_THE PROBLEM:_ Which lines include the word "label"? Copy each of them.

ROWS start

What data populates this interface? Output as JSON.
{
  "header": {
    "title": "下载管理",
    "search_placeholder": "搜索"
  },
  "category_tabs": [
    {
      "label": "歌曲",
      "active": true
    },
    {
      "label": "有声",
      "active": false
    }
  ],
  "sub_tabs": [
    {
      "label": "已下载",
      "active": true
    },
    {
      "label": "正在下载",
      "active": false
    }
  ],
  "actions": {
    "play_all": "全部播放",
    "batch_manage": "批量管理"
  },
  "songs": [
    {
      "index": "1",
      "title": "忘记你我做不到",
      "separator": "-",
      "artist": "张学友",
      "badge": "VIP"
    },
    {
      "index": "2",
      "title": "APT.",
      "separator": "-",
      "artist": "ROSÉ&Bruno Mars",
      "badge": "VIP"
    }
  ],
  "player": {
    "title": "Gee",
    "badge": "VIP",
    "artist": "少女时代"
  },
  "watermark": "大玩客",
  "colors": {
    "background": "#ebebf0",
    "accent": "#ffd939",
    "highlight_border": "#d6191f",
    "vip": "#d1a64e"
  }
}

ROWS end

_WORKED ANSWER:_
      "label": "歌曲",
      "label": "有声",
      "label": "已下载",
      "label": "正在下载",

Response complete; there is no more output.